**The exercise**
Give every line of the material again, exactly as written.
START Material provided
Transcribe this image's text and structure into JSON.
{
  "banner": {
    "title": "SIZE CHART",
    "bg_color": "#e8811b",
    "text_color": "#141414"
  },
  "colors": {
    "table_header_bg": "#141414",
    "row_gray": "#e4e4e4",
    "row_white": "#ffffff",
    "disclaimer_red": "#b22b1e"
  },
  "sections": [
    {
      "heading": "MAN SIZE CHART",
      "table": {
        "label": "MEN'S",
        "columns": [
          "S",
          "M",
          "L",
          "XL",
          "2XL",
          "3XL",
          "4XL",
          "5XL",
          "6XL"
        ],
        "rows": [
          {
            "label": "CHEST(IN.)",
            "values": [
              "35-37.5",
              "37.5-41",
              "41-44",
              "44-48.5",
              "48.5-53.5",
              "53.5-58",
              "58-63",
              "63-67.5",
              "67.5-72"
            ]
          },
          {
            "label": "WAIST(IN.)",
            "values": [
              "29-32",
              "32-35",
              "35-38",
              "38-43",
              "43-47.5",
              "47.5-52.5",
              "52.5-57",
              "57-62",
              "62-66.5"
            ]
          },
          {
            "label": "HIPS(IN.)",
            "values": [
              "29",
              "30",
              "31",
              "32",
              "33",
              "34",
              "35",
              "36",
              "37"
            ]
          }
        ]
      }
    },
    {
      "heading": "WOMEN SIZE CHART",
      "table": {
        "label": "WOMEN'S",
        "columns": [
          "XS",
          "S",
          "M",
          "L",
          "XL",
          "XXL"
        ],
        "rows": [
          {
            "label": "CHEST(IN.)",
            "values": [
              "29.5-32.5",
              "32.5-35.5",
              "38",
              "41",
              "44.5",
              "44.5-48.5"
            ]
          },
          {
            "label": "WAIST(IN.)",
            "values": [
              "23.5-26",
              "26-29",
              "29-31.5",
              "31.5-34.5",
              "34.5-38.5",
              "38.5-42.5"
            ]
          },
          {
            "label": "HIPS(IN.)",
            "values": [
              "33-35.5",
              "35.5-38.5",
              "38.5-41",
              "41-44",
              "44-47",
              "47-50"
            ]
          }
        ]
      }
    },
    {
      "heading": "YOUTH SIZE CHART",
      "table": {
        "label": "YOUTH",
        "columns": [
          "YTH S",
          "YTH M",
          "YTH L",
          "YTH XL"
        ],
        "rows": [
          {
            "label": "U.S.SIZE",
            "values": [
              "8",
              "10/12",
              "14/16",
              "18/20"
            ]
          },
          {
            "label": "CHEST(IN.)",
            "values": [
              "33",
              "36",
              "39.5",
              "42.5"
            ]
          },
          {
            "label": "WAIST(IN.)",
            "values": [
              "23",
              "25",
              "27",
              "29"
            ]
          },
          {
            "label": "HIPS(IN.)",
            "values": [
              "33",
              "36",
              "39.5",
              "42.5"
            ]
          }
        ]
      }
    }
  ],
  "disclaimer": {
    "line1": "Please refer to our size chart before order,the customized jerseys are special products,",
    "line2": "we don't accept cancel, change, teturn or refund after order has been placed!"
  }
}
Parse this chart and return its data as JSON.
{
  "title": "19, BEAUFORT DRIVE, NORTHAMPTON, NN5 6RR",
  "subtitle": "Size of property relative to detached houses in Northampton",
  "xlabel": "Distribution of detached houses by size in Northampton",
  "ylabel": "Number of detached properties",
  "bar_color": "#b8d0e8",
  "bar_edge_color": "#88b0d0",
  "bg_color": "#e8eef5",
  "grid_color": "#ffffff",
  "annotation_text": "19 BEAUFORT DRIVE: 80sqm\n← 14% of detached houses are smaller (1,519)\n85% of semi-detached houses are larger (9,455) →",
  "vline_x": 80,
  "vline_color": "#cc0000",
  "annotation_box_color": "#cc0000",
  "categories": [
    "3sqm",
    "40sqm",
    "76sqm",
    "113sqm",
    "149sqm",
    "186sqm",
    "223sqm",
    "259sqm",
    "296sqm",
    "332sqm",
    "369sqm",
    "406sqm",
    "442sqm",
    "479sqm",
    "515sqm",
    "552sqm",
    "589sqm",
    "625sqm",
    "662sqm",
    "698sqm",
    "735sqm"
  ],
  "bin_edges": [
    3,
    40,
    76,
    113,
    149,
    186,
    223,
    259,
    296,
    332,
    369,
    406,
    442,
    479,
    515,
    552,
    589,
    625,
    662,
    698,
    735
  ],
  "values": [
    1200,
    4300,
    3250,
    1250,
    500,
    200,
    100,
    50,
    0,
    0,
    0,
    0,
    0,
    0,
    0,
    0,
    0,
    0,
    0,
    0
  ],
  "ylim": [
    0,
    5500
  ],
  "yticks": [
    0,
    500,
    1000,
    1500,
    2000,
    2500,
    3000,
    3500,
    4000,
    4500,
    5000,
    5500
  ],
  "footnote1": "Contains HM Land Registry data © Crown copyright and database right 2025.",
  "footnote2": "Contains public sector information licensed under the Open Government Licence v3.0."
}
END Material provided
**Task output**
Transcribe this image's text and structure into JSON.
{
  "banner": {
    "title": "SIZE CHART",
    "bg_color": "#e8811b",
    "text_color": "#141414"
  },
  "colors": {
    "table_header_bg": "#141414",
    "row_gray": "#e4e4e4",
    "row_white": "#ffffff",
    "disclaimer_red": "#b22b1e"
  },
  "sections": [
    {
      "heading": "MAN SIZE CHART",
      "table": {
        "label": "MEN'S",
        "columns": [
          "S",
          "M",
          "L",
          "XL",
          "2XL",
          "3XL",
          "4XL",
          "5XL",
          "6XL"
        ],
        "rows": [
          {
            "label": "CHEST(IN.)",
            "values": [
              "35-37.5",
              "37.5-41",
              "41-44",
              "44-48.5",
              "48.5-53.5",
              "53.5-58",
              "58-63",
              "63-67.5",
              "67.5-72"
            ]
          },
          {
            "label": "WAIST(IN.)",
            "values": [
              "29-32",
              "32-35",
              "35-38",
              "38-43",
              "43-47.5",
              "47.5-52.5",
              "52.5-57",
              "57-62",
              "62-66.5"
            ]
          },
          {
            "label": "HIPS(IN.)",
            "values": [
              "29",
              "30",
              "31",
              "32",
              "33",
              "34",
              "35",
              "36",
              "37"
            ]
          }
        ]
      }
    },
    {
      "heading": "WOMEN SIZE CHART",
      "table": {
        "label": "WOMEN'S",
        "columns": [
          "XS",
          "S",
          "M",
          "L",
          "XL",
          "XXL"
        ],
        "rows": [
          {
            "label": "CHEST(IN.)",
            "values": [
              "29.5-32.5",
              "32.5-35.5",
              "38",
              "41",
              "44.5",
              "44.5-48.5"
            ]
          },
          {
            "label": "WAIST(IN.)",
            "values": [
              "23.5-26",
              "26-29",
              "29-31.5",
              "31.5-34.5",
              "34.5-38.5",
              "38.5-42.5"
            ]
          },
          {
            "label": "HIPS(IN.)",
            "values": [
              "33-35.5",
              "35.5-38.5",
              "38.5-41",
              "41-44",
              "44-47",
              "47-50"
            ]
          }
        ]
      }
    },
    {
      "heading": "YOUTH SIZE CHART",
      "table": {
        "label": "YOUTH",
        "columns": [
          "YTH S",
          "YTH M",
          "YTH L",
          "YTH XL"
        ],
        "rows": [
          {
            "label": "U.S.SIZE",
            "values": [
              "8",
              "10/12",
              "14/16",
              "18/20"
            ]
          },
          {
            "label": "CHEST(IN.)",
            "values": [
              "33",
              "36",
              "39.5",
              "42.5"
            ]
          },
          {
            "label": "WAIST(IN.)",
            "values": [
              "23",
              "25",
              "27",
              "29"
            ]
          },
          {
            "label": "HIPS(IN.)",
            "values": [
              "33",
              "36",
              "39.5",
              "42.5"
            ]
          }
        ]
      }
    }
  ],
  "disclaimer": {
    "line1": "Please refer to our size chart before order,the customized jerseys are special products,",
    "line2": "we don't accept cancel, change, teturn or refund after order has been placed!"
  }
}
Parse this chart and return its data as JSON.
{
  "title": "19, BEAUFORT DRIVE, NORTHAMPTON, NN5 6RR",
  "subtitle": "Size of property relative to detached houses in Northampton",
  "xlabel": "Distribution of detached houses by size in Northampton",
  "ylabel": "Number of detached properties",
  "bar_color": "#b8d0e8",
  "bar_edge_color": "#88b0d0",
  "bg_color": "#e8eef5",
  "grid_color": "#ffffff",
  "annotation_text": "19 BEAUFORT DRIVE: 80sqm\n← 14% of detached houses are smaller (1,519)\n85% of semi-detached houses are larger (9,455) →",
  "vline_x": 80,
  "vline_color": "#cc0000",
  "annotation_box_color": "#cc0000",
  "categories": [
    "3sqm",
    "40sqm",
    "76sqm",
    "113sqm",
    "149sqm",
    "186sqm",
    "223sqm",
    "259sqm",
    "296sqm",
    "332sqm",
    "369sqm",
    "406sqm",
    "442sqm",
    "479sqm",
    "515sqm",
    "552sqm",
    "589sqm",
    "625sqm",
    "662sqm",
    "698sqm",
    "735sqm"
  ],
  "bin_edges": [
    3,
    40,
    76,
    113,
    149,
    186,
    223,
    259,
    296,
    332,
    369,
    406,
    442,
    479,
    515,
    552,
    589,
    625,
    662,
    698,
    735
  ],
  "values": [
    1200,
    4300,
    3250,
    1250,
    500,
    200,
    100,
    50,
    0,
    0,
    0,
    0,
    0,
    0,
    0,
    0,
    0,
    0,
    0,
    0
  ],
  "ylim": [
    0,
    5500
  ],
  "yticks": [
    0,
    500,
    1000,
    1500,
    2000,
    2500,
    3000,
    3500,
    4000,
    4500,
    5000,
    5500
  ],
  "footnote1": "Contains HM Land Registry data © Crown copyright and database right 2025.",
  "footnote2": "Contains public sector information licensed under the Open Government Licence v3.0."
}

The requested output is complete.